[Extracted records]
>> START

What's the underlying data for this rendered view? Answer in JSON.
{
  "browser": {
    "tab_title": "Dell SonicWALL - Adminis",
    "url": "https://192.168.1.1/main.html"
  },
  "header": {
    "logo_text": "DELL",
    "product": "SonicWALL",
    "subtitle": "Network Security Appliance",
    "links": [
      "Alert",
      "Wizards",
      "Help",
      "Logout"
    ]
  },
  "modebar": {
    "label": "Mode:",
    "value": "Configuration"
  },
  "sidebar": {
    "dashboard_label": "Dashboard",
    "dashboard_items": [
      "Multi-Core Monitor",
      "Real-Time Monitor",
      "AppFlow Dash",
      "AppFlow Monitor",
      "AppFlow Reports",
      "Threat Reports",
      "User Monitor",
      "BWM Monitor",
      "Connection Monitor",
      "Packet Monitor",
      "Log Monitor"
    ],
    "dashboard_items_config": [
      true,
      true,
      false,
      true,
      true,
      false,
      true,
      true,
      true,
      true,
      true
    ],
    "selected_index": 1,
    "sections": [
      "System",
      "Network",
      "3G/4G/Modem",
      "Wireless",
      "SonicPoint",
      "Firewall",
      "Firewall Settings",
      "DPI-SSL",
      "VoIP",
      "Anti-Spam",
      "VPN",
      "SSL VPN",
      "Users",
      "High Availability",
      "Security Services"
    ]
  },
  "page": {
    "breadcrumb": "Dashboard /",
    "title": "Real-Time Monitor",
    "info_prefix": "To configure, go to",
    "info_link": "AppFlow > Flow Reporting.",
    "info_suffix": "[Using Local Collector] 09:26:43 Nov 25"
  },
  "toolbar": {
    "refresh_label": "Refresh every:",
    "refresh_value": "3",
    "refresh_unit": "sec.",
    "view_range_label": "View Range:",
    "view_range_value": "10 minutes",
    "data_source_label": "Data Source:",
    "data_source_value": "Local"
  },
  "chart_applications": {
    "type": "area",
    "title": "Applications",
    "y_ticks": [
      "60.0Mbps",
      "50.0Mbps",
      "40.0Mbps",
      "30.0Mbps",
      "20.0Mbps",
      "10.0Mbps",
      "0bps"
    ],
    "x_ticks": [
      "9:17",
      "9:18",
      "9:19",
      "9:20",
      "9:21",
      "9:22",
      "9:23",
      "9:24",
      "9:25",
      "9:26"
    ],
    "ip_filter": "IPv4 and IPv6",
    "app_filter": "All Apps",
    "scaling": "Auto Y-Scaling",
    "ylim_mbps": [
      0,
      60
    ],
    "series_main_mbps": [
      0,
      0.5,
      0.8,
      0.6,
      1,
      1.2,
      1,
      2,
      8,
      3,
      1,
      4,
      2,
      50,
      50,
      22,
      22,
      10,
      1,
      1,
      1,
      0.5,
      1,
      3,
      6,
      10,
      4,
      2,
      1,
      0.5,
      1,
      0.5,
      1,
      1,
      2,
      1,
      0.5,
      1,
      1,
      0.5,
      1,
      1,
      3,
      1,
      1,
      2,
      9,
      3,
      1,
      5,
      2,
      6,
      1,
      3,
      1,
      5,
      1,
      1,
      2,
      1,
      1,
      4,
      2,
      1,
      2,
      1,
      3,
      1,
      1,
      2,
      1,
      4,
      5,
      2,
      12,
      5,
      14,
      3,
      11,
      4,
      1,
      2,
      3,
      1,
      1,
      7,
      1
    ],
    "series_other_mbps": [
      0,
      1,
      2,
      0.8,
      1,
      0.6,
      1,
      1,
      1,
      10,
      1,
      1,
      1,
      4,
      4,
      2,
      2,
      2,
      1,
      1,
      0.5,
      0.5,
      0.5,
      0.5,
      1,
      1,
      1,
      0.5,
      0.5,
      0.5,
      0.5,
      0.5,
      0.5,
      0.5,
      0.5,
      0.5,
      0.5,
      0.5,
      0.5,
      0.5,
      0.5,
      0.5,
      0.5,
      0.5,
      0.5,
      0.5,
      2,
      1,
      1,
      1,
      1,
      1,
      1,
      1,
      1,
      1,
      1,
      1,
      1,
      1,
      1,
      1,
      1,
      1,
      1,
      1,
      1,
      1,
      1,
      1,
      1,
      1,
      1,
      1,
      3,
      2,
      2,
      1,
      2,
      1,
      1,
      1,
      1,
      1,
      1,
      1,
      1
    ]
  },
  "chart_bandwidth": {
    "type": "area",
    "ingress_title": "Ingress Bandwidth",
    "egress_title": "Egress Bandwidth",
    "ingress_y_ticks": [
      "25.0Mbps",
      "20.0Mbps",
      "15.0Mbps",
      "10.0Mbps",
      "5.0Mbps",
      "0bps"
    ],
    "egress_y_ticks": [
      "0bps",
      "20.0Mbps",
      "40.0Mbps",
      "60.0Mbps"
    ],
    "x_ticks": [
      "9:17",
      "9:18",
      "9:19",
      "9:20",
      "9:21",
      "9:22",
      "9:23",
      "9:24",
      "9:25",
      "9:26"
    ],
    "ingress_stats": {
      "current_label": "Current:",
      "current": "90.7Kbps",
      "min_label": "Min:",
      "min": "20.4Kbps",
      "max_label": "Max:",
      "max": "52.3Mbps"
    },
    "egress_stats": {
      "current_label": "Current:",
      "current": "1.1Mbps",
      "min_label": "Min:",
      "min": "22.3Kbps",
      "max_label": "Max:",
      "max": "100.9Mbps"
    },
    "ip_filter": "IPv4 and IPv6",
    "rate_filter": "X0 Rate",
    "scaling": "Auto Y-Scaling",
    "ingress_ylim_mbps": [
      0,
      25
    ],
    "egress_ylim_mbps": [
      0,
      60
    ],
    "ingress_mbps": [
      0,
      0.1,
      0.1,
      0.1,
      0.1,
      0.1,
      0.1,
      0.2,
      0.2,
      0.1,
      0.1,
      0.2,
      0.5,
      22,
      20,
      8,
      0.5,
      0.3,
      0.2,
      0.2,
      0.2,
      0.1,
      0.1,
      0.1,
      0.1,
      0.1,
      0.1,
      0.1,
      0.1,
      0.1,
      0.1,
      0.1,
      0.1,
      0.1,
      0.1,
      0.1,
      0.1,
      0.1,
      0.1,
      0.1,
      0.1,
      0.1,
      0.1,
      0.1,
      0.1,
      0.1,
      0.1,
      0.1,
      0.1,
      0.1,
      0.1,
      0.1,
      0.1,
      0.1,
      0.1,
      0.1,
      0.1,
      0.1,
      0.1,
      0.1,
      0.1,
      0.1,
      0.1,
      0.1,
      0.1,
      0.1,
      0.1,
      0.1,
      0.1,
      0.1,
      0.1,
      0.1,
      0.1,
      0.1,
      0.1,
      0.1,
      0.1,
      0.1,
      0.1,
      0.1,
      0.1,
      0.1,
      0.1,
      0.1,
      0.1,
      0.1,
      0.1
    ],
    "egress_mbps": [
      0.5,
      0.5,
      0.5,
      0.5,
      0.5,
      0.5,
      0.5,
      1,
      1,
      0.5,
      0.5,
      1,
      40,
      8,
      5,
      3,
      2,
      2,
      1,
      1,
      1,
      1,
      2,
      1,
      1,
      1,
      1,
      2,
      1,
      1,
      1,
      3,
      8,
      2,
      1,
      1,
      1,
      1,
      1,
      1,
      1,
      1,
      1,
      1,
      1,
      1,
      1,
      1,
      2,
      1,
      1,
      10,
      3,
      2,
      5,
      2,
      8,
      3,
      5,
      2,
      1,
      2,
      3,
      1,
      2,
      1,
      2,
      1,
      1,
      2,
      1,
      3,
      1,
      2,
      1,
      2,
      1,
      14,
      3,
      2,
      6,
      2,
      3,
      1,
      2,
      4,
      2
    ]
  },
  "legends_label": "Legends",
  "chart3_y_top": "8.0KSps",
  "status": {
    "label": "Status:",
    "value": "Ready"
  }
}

>> END

*Description of the task*. Reproduce the listing shown above in its entirety, exactly.

*Solution for this task*.
What's the underlying data for this rendered view? Answer in JSON.
{
  "browser": {
    "tab_title": "Dell SonicWALL - Adminis",
    "url": "https://192.168.1.1/main.html"
  },
  "header": {
    "logo_text": "DELL",
    "product": "SonicWALL",
    "subtitle": "Network Security Appliance",
    "links": [
      "Alert",
      "Wizards",
      "Help",
      "Logout"
    ]
  },
  "modebar": {
    "label": "Mode:",
    "value": "Configuration"
  },
  "sidebar": {
    "dashboard_label": "Dashboard",
    "dashboard_items": [
      "Multi-Core Monitor",
      "Real-Time Monitor",
      "AppFlow Dash",
      "AppFlow Monitor",
      "AppFlow Reports",
      "Threat Reports",
      "User Monitor",
      "BWM Monitor",
      "Connection Monitor",
      "Packet Monitor",
      "Log Monitor"
    ],
    "dashboard_items_config": [
      true,
      true,
      false,
      true,
      true,
      false,
      true,
      true,
      true,
      true,
      true
    ],
    "selected_index": 1,
    "sections": [
      "System",
      "Network",
      "3G/4G/Modem",
      "Wireless",
      "SonicPoint",
      "Firewall",
      "Firewall Settings",
      "DPI-SSL",
      "VoIP",
      "Anti-Spam",
      "VPN",
      "SSL VPN",
      "Users",
      "High Availability",
      "Security Services"
    ]
  },
  "page": {
    "breadcrumb": "Dashboard /",
    "title": "Real-Time Monitor",
    "info_prefix": "To configure, go to",
    "info_link": "AppFlow > Flow Reporting.",
    "info_suffix": "[Using Local Collector] 09:26:43 Nov 25"
  },
  "toolbar": {
    "refresh_label": "Refresh every:",
    "refresh_value": "3",
    "refresh_unit": "sec.",
    "view_range_label": "View Range:",
    "view_range_value": "10 minutes",
    "data_source_label": "Data Source:",
    "data_source_value": "Local"
  },
  "chart_applications": {
    "type": "area",
    "title": "Applications",
    "y_ticks": [
      "60.0Mbps",
      "50.0Mbps",
      "40.0Mbps",
      "30.0Mbps",
      "20.0Mbps",
      "10.0Mbps",
      "0bps"
    ],
    "x_ticks": [
      "9:17",
      "9:18",
      "9:19",
      "9:20",
      "9:21",
      "9:22",
      "9:23",
      "9:24",
      "9:25",
      "9:26"
    ],
    "ip_filter": "IPv4 and IPv6",
    "app_filter": "All Apps",
    "scaling": "Auto Y-Scaling",
    "ylim_mbps": [
      0,
      60
    ],
    "series_main_mbps": [
      0,
      0.5,
      0.8,
      0.6,
      1,
      1.2,
      1,
      2,
      8,
      3,
      1,
      4,
      2,
      50,
      50,
      22,
      22,
      10,
      1,
      1,
      1,
      0.5,
      1,
      3,
      6,
      10,
      4,
      2,
      1,
      0.5,
      1,
      0.5,
      1,
      1,
      2,
      1,
      0.5,
      1,
      1,
      0.5,
      1,
      1,
      3,
      1,
      1,
      2,
      9,
      3,
      1,
      5,
      2,
      6,
      1,
      3,
      1,
      5,
      1,
      1,
      2,
      1,
      1,
      4,
      2,
      1,
      2,
      1,
      3,
      1,
      1,
      2,
      1,
      4,
      5,
      2,
      12,
      5,
      14,
      3,
      11,
      4,
      1,
      2,
      3,
      1,
      1,
      7,
      1
    ],
    "series_other_mbps": [
      0,
      1,
      2,
      0.8,
      1,
      0.6,
      1,
      1,
      1,
      10,
      1,
      1,
      1,
      4,
      4,
      2,
      2,
      2,
      1,
      1,
      0.5,
      0.5,
      0.5,
      0.5,
      1,
      1,
      1,
      0.5,
      0.5,
      0.5,
      0.5,
      0.5,
      0.5,
      0.5,
      0.5,
      0.5,
      0.5,
      0.5,
      0.5,
      0.5,
      0.5,
      0.5,
      0.5,
      0.5,
      0.5,
      0.5,
      2,
      1,
      1,
      1,
      1,
      1,
      1,
      1,
      1,
      1,
      1,
      1,
      1,
      1,
      1,
      1,
      1,
      1,
      1,
      1,
      1,
      1,
      1,
      1,
      1,
      1,
      1,
      1,
      3,
      2,
      2,
      1,
      2,
      1,
      1,
      1,
      1,
      1,
      1,
      1,
      1
    ]
  },
  "chart_bandwidth": {
    "type": "area",
    "ingress_title": "Ingress Bandwidth",
    "egress_title": "Egress Bandwidth",
    "ingress_y_ticks": [
      "25.0Mbps",
      "20.0Mbps",
      "15.0Mbps",
      "10.0Mbps",
      "5.0Mbps",
      "0bps"
    ],
    "egress_y_ticks": [
      "0bps",
      "20.0Mbps",
      "40.0Mbps",
      "60.0Mbps"
    ],
    "x_ticks": [
      "9:17",
      "9:18",
      "9:19",
      "9:20",
      "9:21",
      "9:22",
      "9:23",
      "9:24",
      "9:25",
      "9:26"
    ],
    "ingress_stats": {
      "current_label": "Current:",
      "current": "90.7Kbps",
      "min_label": "Min:",
      "min": "20.4Kbps",
      "max_label": "Max:",
      "max": "52.3Mbps"
    },
    "egress_stats": {
      "current_label": "Current:",
      "current": "1.1Mbps",
      "min_label": "Min:",
      "min": "22.3Kbps",
      "max_label": "Max:",
      "max": "100.9Mbps"
    },
    "ip_filter": "IPv4 and IPv6",
    "rate_filter": "X0 Rate",
    "scaling": "Auto Y-Scaling",
    "ingress_ylim_mbps": [
      0,
      25
    ],
    "egress_ylim_mbps": [
      0,
      60
    ],
    "ingress_mbps": [
      0,
      0.1,
      0.1,
      0.1,
      0.1,
      0.1,
      0.1,
      0.2,
      0.2,
      0.1,
      0.1,
      0.2,
      0.5,
      22,
      20,
      8,
      0.5,
      0.3,
      0.2,
      0.2,
      0.2,
      0.1,
      0.1,
      0.1,
      0.1,
      0.1,
      0.1,
      0.1,
      0.1,
      0.1,
      0.1,
      0.1,
      0.1,
      0.1,
      0.1,
      0.1,
      0.1,
      0.1,
      0.1,
      0.1,
      0.1,
      0.1,
      0.1,
      0.1,
      0.1,
      0.1,
      0.1,
      0.1,
      0.1,
      0.1,
      0.1,
      0.1,
      0.1,
      0.1,
      0.1,
      0.1,
      0.1,
      0.1,
      0.1,
      0.1,
      0.1,
      0.1,
      0.1,
      0.1,
      0.1,
      0.1,
      0.1,
      0.1,
      0.1,
      0.1,
      0.1,
      0.1,
      0.1,
      0.1,
      0.1,
      0.1,
      0.1,
      0.1,
      0.1,
      0.1,
      0.1,
      0.1,
      0.1,
      0.1,
      0.1,
      0.1,
      0.1
    ],
    "egress_mbps": [
      0.5,
      0.5,
      0.5,
      0.5,
      0.5,
      0.5,
      0.5,
      1,
      1,
      0.5,
      0.5,
      1,
      40,
      8,
      5,
      3,
      2,
      2,
      1,
      1,
      1,
      1,
      2,
      1,
      1,
      1,
      1,
      2,
      1,
      1,
      1,
      3,
      8,
      2,
      1,
      1,
      1,
      1,
      1,
      1,
      1,
      1,
      1,
      1,
      1,
      1,
      1,
      1,
      2,
      1,
      1,
      10,
      3,
      2,
      5,
      2,
      8,
      3,
      5,
      2,
      1,
      2,
      3,
      1,
      2,
      1,
      2,
      1,
      1,
      2,
      1,
      3,
      1,
      2,
      1,
      2,
      1,
      14,
      3,
      2,
      6,
      2,
      3,
      1,
      2,
      4,
      2
    ]
  },
  "legends_label": "Legends",
  "chart3_y_top": "8.0KSps",
  "status": {
    "label": "Status:",
    "value": "Ready"
  }
}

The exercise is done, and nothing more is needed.